#### YOUR OBJECTIVE:
Write the records below out in full, character for character, with no pictures.

#### DATASET ENTRIES:

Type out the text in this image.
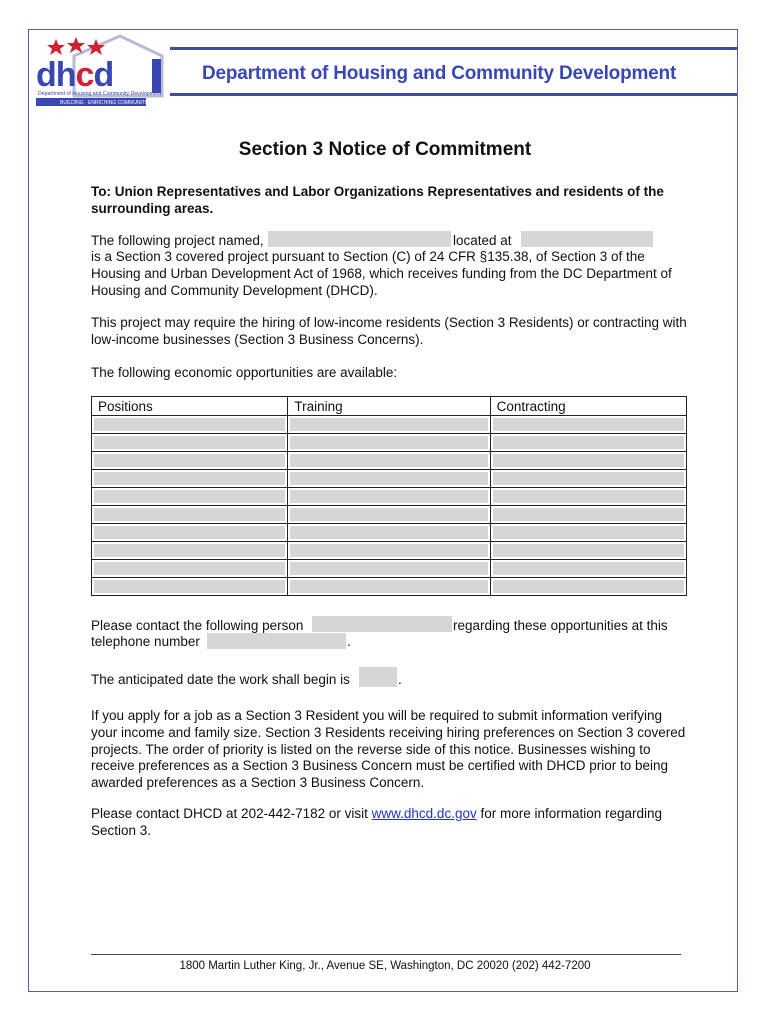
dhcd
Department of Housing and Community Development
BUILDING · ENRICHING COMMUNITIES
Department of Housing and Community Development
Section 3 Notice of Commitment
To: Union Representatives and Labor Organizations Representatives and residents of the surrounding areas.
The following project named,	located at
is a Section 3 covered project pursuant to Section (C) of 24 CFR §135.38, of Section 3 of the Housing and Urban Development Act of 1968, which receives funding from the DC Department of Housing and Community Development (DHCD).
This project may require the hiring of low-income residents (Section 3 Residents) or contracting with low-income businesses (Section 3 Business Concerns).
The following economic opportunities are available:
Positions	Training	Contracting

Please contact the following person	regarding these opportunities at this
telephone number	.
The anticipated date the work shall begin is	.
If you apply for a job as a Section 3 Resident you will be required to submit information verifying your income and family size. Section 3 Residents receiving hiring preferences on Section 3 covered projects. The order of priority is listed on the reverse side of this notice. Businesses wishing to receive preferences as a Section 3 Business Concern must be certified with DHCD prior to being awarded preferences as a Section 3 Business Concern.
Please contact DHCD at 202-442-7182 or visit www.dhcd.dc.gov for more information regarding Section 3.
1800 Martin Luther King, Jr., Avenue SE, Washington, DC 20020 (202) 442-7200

#### EXERCISE RESPONSE:
Type out the text in this image.
dhcd
Department of Housing and Community Development
BUILDING · ENRICHING COMMUNITIES
Department of Housing and Community Development
Section 3 Notice of Commitment
To: Union Representatives and Labor Organizations Representatives and residents of the surrounding areas.
The following project named,	located at
is a Section 3 covered project pursuant to Section (C) of 24 CFR §135.38, of Section 3 of the Housing and Urban Development Act of 1968, which receives funding from the DC Department of Housing and Community Development (DHCD).
This project may require the hiring of low-income residents (Section 3 Residents) or contracting with low-income businesses (Section 3 Business Concerns).
The following economic opportunities are available:
Positions	Training	Contracting

Please contact the following person	regarding these opportunities at this
telephone number	.
The anticipated date the work shall begin is	.
If you apply for a job as a Section 3 Resident you will be required to submit information verifying your income and family size. Section 3 Residents receiving hiring preferences on Section 3 covered projects. The order of priority is listed on the reverse side of this notice. Businesses wishing to receive preferences as a Section 3 Business Concern must be certified with DHCD prior to being awarded preferences as a Section 3 Business Concern.
Please contact DHCD at 202-442-7182 or visit www.dhcd.dc.gov for more information regarding Section 3.
1800 Martin Luther King, Jr., Avenue SE, Washington, DC 20020 (202) 442-7200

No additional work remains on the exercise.